WHAT TO PRODUCE: For the word "assalto", return each line of the data in which it occurs.

Stored records:

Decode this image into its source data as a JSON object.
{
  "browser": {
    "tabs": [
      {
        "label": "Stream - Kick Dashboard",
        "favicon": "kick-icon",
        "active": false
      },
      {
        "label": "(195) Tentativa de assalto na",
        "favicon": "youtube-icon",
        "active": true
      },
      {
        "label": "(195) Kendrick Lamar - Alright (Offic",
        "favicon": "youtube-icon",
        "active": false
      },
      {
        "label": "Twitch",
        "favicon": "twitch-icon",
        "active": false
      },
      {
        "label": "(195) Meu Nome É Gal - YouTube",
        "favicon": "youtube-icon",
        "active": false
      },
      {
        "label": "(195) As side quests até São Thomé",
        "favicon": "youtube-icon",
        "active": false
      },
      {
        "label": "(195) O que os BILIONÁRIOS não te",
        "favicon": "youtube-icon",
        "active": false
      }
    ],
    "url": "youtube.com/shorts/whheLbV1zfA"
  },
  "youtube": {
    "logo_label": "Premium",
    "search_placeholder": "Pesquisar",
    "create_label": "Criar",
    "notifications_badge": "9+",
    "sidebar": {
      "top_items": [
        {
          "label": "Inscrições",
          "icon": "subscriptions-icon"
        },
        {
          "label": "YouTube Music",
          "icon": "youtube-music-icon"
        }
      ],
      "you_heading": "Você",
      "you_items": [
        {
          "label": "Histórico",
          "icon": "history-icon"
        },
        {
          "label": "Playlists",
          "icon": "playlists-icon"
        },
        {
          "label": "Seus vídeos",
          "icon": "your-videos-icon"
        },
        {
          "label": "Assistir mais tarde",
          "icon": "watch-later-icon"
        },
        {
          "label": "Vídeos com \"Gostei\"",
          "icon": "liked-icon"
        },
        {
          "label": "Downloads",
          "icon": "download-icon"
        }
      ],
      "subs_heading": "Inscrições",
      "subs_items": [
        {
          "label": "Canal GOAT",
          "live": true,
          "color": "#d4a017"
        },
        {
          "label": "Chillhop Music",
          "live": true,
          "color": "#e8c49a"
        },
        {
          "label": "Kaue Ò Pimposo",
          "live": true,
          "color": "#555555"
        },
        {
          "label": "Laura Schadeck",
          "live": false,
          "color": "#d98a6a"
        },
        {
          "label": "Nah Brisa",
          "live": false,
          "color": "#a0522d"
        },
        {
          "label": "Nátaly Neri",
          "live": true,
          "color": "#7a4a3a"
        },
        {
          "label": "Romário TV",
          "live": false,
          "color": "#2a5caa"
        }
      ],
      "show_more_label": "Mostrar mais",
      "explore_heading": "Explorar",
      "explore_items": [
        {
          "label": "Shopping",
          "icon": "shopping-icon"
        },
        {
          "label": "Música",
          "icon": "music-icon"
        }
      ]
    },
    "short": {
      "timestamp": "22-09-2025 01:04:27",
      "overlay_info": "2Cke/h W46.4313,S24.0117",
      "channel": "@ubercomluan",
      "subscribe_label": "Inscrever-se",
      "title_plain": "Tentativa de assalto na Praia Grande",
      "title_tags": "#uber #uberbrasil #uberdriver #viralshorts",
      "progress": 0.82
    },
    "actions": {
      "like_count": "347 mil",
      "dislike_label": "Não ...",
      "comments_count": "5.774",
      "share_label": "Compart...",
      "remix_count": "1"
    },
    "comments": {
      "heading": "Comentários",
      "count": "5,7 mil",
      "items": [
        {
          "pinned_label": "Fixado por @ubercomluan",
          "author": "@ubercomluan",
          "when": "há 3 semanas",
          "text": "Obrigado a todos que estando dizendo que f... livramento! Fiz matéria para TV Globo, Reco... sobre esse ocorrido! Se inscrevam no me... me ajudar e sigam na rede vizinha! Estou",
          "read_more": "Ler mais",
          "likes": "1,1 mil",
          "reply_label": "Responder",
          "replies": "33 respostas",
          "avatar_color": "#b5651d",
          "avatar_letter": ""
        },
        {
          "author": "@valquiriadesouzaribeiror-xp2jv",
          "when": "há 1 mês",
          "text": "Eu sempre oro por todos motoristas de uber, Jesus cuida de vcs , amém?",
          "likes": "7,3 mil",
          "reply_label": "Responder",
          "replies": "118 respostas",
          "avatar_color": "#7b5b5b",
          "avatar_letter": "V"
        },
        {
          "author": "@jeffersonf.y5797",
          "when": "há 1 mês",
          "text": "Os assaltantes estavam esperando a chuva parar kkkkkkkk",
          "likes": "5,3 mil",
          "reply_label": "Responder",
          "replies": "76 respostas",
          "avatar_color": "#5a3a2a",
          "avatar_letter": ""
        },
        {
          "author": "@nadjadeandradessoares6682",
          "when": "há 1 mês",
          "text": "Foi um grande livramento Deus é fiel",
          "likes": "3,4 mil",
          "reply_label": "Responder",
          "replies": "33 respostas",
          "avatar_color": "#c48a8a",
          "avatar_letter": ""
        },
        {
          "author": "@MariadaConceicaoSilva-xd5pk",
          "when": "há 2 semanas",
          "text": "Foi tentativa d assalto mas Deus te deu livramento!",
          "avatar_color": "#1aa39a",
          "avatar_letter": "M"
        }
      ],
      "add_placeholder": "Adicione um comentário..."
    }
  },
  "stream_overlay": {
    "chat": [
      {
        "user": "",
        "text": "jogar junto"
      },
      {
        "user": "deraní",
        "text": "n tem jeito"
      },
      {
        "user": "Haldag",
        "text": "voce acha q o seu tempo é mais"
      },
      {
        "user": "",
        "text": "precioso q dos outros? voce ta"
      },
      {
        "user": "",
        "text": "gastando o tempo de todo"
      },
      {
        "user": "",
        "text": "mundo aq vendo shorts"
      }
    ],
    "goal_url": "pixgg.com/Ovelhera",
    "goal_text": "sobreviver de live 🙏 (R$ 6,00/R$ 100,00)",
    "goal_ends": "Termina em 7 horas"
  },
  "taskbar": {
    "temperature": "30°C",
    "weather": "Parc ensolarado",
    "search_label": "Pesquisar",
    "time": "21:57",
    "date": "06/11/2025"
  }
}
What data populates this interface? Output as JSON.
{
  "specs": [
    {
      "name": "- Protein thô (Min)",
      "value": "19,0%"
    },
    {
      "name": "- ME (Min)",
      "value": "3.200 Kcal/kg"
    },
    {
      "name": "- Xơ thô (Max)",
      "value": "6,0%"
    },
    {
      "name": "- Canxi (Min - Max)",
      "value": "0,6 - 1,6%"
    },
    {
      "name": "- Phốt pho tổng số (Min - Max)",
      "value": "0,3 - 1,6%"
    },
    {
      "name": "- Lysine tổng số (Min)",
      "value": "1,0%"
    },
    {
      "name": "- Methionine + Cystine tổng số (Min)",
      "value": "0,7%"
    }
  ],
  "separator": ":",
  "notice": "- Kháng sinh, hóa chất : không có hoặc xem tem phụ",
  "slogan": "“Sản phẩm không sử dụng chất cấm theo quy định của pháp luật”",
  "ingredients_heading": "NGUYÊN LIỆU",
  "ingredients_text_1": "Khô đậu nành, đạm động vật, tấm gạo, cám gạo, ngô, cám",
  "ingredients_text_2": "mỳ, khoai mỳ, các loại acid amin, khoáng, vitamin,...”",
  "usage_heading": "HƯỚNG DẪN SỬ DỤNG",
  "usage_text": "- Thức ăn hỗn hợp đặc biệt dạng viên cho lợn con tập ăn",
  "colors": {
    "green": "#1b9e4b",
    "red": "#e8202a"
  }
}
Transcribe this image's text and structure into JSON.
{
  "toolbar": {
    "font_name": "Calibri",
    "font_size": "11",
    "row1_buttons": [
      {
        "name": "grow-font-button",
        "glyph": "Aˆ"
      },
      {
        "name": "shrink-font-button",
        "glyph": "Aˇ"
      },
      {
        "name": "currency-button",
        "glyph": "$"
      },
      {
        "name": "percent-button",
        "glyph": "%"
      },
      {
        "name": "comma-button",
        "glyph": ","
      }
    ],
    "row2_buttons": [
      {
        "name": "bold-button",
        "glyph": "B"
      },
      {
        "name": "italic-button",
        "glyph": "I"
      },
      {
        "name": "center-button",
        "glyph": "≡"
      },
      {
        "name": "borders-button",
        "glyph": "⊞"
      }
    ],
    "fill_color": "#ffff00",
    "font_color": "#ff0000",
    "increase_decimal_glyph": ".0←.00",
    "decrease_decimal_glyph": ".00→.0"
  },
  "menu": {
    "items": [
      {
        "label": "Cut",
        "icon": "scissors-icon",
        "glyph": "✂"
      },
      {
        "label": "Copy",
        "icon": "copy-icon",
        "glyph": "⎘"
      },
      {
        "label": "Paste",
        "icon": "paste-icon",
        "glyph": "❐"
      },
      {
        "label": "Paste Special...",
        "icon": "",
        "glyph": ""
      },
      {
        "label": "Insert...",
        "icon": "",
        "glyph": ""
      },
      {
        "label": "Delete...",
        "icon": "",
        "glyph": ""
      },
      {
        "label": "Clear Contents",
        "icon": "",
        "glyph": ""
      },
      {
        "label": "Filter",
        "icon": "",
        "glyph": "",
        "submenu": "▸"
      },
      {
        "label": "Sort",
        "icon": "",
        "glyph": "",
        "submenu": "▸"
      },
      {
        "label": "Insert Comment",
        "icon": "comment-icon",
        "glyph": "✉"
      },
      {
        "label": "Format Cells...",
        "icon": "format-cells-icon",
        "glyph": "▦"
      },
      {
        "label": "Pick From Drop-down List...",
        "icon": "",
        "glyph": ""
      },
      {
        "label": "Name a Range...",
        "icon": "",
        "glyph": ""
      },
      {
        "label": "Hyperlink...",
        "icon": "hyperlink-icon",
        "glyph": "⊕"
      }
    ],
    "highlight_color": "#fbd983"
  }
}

SOLUTION TO THIS EXERCISE:
        "label": "(195) Tentativa de assalto na",
      "title_plain": "Tentativa de assalto na Praia Grande",
          "text": "Foi tentativa d assalto mas Deus te deu livramento!",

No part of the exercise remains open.